**SET PROBLEM**
From the listing below, extract every line in which the word "Book" appears.

**THE DATA**
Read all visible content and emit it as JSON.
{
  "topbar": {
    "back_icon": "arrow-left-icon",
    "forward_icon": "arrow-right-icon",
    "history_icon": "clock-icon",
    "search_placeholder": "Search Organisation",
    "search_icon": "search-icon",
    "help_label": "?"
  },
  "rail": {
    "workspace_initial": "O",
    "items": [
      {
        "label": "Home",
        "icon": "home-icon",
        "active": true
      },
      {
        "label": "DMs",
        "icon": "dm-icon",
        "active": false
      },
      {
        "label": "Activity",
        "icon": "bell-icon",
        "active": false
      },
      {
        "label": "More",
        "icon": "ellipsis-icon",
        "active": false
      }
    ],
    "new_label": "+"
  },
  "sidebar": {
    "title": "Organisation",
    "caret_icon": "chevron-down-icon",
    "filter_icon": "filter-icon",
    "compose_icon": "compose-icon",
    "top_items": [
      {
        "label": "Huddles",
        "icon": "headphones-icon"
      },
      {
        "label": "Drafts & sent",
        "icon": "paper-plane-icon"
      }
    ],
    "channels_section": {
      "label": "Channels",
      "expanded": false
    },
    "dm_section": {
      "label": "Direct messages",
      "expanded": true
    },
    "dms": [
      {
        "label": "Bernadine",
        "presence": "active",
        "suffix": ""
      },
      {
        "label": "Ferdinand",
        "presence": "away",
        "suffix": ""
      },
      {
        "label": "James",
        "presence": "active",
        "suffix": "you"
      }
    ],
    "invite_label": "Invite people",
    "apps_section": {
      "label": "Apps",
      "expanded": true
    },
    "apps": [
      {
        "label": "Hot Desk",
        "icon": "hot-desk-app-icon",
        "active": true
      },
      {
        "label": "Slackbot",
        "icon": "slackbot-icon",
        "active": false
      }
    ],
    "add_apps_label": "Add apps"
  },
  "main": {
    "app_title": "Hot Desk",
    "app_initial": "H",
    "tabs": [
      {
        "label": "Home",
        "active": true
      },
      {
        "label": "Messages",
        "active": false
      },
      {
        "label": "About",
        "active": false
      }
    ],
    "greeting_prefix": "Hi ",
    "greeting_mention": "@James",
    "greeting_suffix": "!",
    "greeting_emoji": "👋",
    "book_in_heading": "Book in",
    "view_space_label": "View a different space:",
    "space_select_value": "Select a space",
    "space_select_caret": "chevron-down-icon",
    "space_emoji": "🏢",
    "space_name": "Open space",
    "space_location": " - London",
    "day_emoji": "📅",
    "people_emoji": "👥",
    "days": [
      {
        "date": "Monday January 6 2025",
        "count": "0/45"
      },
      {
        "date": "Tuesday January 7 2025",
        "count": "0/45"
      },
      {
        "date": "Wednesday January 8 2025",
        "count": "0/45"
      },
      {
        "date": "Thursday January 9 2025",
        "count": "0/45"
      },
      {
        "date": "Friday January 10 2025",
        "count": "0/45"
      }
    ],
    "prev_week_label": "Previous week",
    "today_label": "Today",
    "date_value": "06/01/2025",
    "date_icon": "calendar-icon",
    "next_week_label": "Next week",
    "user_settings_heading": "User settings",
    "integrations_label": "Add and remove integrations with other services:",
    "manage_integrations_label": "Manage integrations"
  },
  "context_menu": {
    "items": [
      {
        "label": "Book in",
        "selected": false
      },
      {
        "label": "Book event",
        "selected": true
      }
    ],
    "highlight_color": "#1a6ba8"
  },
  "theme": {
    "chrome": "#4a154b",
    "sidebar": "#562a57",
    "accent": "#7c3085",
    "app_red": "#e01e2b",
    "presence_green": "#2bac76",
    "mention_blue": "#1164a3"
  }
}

**WORKED ANSWER**
    "book_in_heading": "Book in",
        "label": "Book in",
        "label": "Book event",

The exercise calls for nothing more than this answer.